Below is some material; set it all down exactly, apart from the pictures.

******

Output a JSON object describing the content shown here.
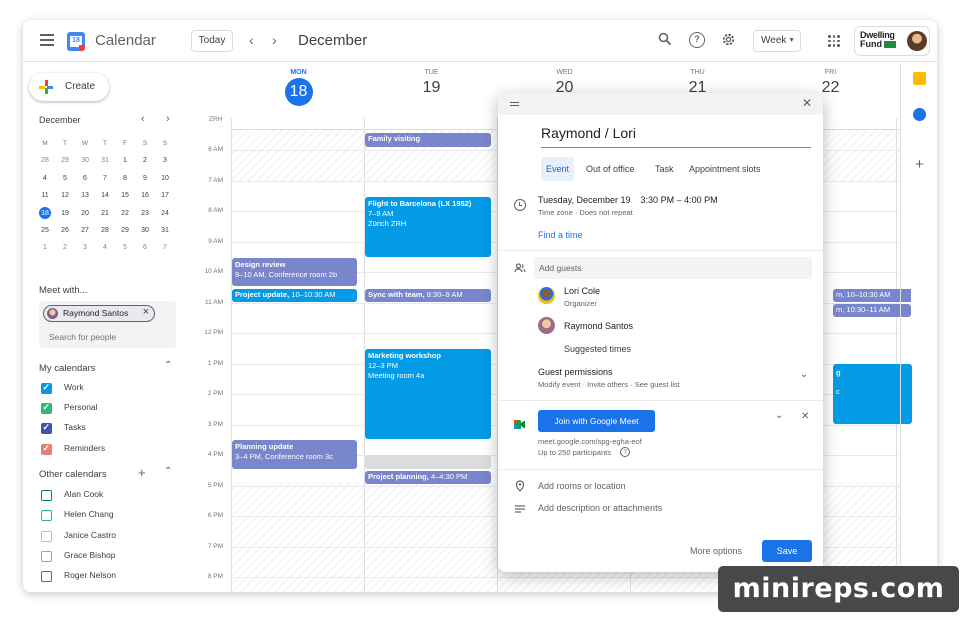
{
  "app": {
    "title": "Calendar",
    "logo_day": "18"
  },
  "header": {
    "today_label": "Today",
    "prev_icon": "chevron-left-icon",
    "next_icon": "chevron-right-icon",
    "month": "December",
    "view": "Week",
    "brand_line1": "Dwelling",
    "brand_line2": "Fund"
  },
  "sidebar": {
    "create_label": "Create",
    "mini_cal": {
      "month": "December",
      "dows": [
        "M",
        "T",
        "W",
        "T",
        "F",
        "S",
        "S"
      ],
      "weeks": [
        [
          "28",
          "29",
          "30",
          "31",
          "1",
          "2",
          "3"
        ],
        [
          "4",
          "5",
          "6",
          "7",
          "8",
          "9",
          "10"
        ],
        [
          "11",
          "12",
          "13",
          "14",
          "15",
          "16",
          "17"
        ],
        [
          "18",
          "19",
          "20",
          "21",
          "22",
          "23",
          "24"
        ],
        [
          "25",
          "26",
          "27",
          "28",
          "29",
          "30",
          "31"
        ],
        [
          "1",
          "2",
          "3",
          "4",
          "5",
          "6",
          "7"
        ]
      ],
      "today": "18"
    },
    "meet_with": {
      "label": "Meet with...",
      "chip": "Raymond Santos",
      "placeholder": "Search for people"
    },
    "my_calendars": {
      "label": "My calendars",
      "items": [
        {
          "name": "Work",
          "color": "#039be5",
          "checked": true
        },
        {
          "name": "Personal",
          "color": "#33b679",
          "checked": true
        },
        {
          "name": "Tasks",
          "color": "#3f51b5",
          "checked": true
        },
        {
          "name": "Reminders",
          "color": "#e67c73",
          "checked": true
        }
      ]
    },
    "other_calendars": {
      "label": "Other calendars",
      "items": [
        {
          "name": "Alan Cook",
          "color": "#0b8043"
        },
        {
          "name": "Helen Chang",
          "color": "#33b679"
        },
        {
          "name": "Janice Castro",
          "color": "#f6bf26"
        },
        {
          "name": "Grace Bishop",
          "color": "#4fc3c7"
        },
        {
          "name": "Roger Nelson",
          "color": "#1a73e8"
        }
      ]
    }
  },
  "week": {
    "days": [
      {
        "dow": "MON",
        "date": "18",
        "active": true
      },
      {
        "dow": "TUE",
        "date": "19"
      },
      {
        "dow": "WED",
        "date": "20"
      },
      {
        "dow": "THU",
        "date": "21"
      },
      {
        "dow": "FRI",
        "date": "22"
      }
    ],
    "timezone": "ZRH",
    "hours": [
      "6 AM",
      "7 AM",
      "8 AM",
      "9 AM",
      "10 AM",
      "11 AM",
      "12 PM",
      "1 PM",
      "2 PM",
      "3 PM",
      "4 PM",
      "5 PM",
      "6 PM",
      "7 PM",
      "8 PM"
    ],
    "events": {
      "family_visiting": "Family visiting",
      "design_review": {
        "title": "Design review",
        "detail": "9–10 AM, Conference room 2b"
      },
      "project_update": {
        "title": "Project update,",
        "detail": "10–10:30 AM"
      },
      "flight": {
        "title": "Flight to Barcelona (LX 1952)",
        "time": "7–9 AM",
        "place": "Zürich ZRH"
      },
      "sync_team": {
        "title": "Sync with team,",
        "detail": "8:30–9 AM"
      },
      "marketing": {
        "title": "Marketing workshop",
        "time": "12–3 PM",
        "place": "Meeting room 4a"
      },
      "planning_update": {
        "title": "Planning update",
        "detail": "3–4 PM, Conference room 3c"
      },
      "project_planning": {
        "title": "Project planning,",
        "detail": "4–4:30 PM"
      },
      "fri_1": "m, 10–10:30 AM",
      "fri_2": "m, 10:30–11 AM",
      "fri_3": "g",
      "fri_4": "c"
    }
  },
  "dialog": {
    "title": "Raymond / Lori",
    "tabs": [
      "Event",
      "Out of office",
      "Task",
      "Appointment slots"
    ],
    "active_tab": "Event",
    "date_line": "Tuesday, December 19    3:30 PM – 4:00 PM",
    "tz_line": "Time zone · Does not repeat",
    "find_time": "Find a time",
    "add_guests": "Add guests",
    "guests": [
      {
        "name": "Lori Cole",
        "role": "Organizer"
      },
      {
        "name": "Raymond Santos",
        "role": ""
      }
    ],
    "suggested_times": "Suggested times",
    "guest_permissions": "Guest permissions",
    "permissions_detail": "Modify event · Invite others · See guest list",
    "meet_button": "Join with Google Meet",
    "meet_url": "meet.google.com/spg-egha-eof",
    "meet_limit": "Up to 250 participants",
    "add_location": "Add rooms or location",
    "add_description": "Add description or attachments",
    "more_options": "More options",
    "save": "Save",
    "colors": {
      "primary": "#1a73e8",
      "event_purple": "#7986cb",
      "event_blue": "#039be5"
    }
  },
  "watermark": "minireps.com"
}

******

▶ [Task result]:
Output a JSON object describing the content shown here.
{
  "app": {
    "title": "Calendar",
    "logo_day": "18"
  },
  "header": {
    "today_label": "Today",
    "prev_icon": "chevron-left-icon",
    "next_icon": "chevron-right-icon",
    "month": "December",
    "view": "Week",
    "brand_line1": "Dwelling",
    "brand_line2": "Fund"
  },
  "sidebar": {
    "create_label": "Create",
    "mini_cal": {
      "month": "December",
      "dows": [
        "M",
        "T",
        "W",
        "T",
        "F",
        "S",
        "S"
      ],
      "weeks": [
        [
          "28",
          "29",
          "30",
          "31",
          "1",
          "2",
          "3"
        ],
        [
          "4",
          "5",
          "6",
          "7",
          "8",
          "9",
          "10"
        ],
        [
          "11",
          "12",
          "13",
          "14",
          "15",
          "16",
          "17"
        ],
        [
          "18",
          "19",
          "20",
          "21",
          "22",
          "23",
          "24"
        ],
        [
          "25",
          "26",
          "27",
          "28",
          "29",
          "30",
          "31"
        ],
        [
          "1",
          "2",
          "3",
          "4",
          "5",
          "6",
          "7"
        ]
      ],
      "today": "18"
    },
    "meet_with": {
      "label": "Meet with...",
      "chip": "Raymond Santos",
      "placeholder": "Search for people"
    },
    "my_calendars": {
      "label": "My calendars",
      "items": [
        {
          "name": "Work",
          "color": "#039be5",
          "checked": true
        },
        {
          "name": "Personal",
          "color": "#33b679",
          "checked": true
        },
        {
          "name": "Tasks",
          "color": "#3f51b5",
          "checked": true
        },
        {
          "name": "Reminders",
          "color": "#e67c73",
          "checked": true
        }
      ]
    },
    "other_calendars": {
      "label": "Other calendars",
      "items": [
        {
          "name": "Alan Cook",
          "color": "#0b8043"
        },
        {
          "name": "Helen Chang",
          "color": "#33b679"
        },
        {
          "name": "Janice Castro",
          "color": "#f6bf26"
        },
        {
          "name": "Grace Bishop",
          "color": "#4fc3c7"
        },
        {
          "name": "Roger Nelson",
          "color": "#1a73e8"
        }
      ]
    }
  },
  "week": {
    "days": [
      {
        "dow": "MON",
        "date": "18",
        "active": true
      },
      {
        "dow": "TUE",
        "date": "19"
      },
      {
        "dow": "WED",
        "date": "20"
      },
      {
        "dow": "THU",
        "date": "21"
      },
      {
        "dow": "FRI",
        "date": "22"
      }
    ],
    "timezone": "ZRH",
    "hours": [
      "6 AM",
      "7 AM",
      "8 AM",
      "9 AM",
      "10 AM",
      "11 AM",
      "12 PM",
      "1 PM",
      "2 PM",
      "3 PM",
      "4 PM",
      "5 PM",
      "6 PM",
      "7 PM",
      "8 PM"
    ],
    "events": {
      "family_visiting": "Family visiting",
      "design_review": {
        "title": "Design review",
        "detail": "9–10 AM, Conference room 2b"
      },
      "project_update": {
        "title": "Project update,",
        "detail": "10–10:30 AM"
      },
      "flight": {
        "title": "Flight to Barcelona (LX 1952)",
        "time": "7–9 AM",
        "place": "Zürich ZRH"
      },
      "sync_team": {
        "title": "Sync with team,",
        "detail": "8:30–9 AM"
      },
      "marketing": {
        "title": "Marketing workshop",
        "time": "12–3 PM",
        "place": "Meeting room 4a"
      },
      "planning_update": {
        "title": "Planning update",
        "detail": "3–4 PM, Conference room 3c"
      },
      "project_planning": {
        "title": "Project planning,",
        "detail": "4–4:30 PM"
      },
      "fri_1": "m, 10–10:30 AM",
      "fri_2": "m, 10:30–11 AM",
      "fri_3": "g",
      "fri_4": "c"
    }
  },
  "dialog": {
    "title": "Raymond / Lori",
    "tabs": [
      "Event",
      "Out of office",
      "Task",
      "Appointment slots"
    ],
    "active_tab": "Event",
    "date_line": "Tuesday, December 19    3:30 PM – 4:00 PM",
    "tz_line": "Time zone · Does not repeat",
    "find_time": "Find a time",
    "add_guests": "Add guests",
    "guests": [
      {
        "name": "Lori Cole",
        "role": "Organizer"
      },
      {
        "name": "Raymond Santos",
        "role": ""
      }
    ],
    "suggested_times": "Suggested times",
    "guest_permissions": "Guest permissions",
    "permissions_detail": "Modify event · Invite others · See guest list",
    "meet_button": "Join with Google Meet",
    "meet_url": "meet.google.com/spg-egha-eof",
    "meet_limit": "Up to 250 participants",
    "add_location": "Add rooms or location",
    "add_description": "Add description or attachments",
    "more_options": "More options",
    "save": "Save",
    "colors": {
      "primary": "#1a73e8",
      "event_purple": "#7986cb",
      "event_blue": "#039be5"
    }
  },
  "watermark": "minireps.com"
}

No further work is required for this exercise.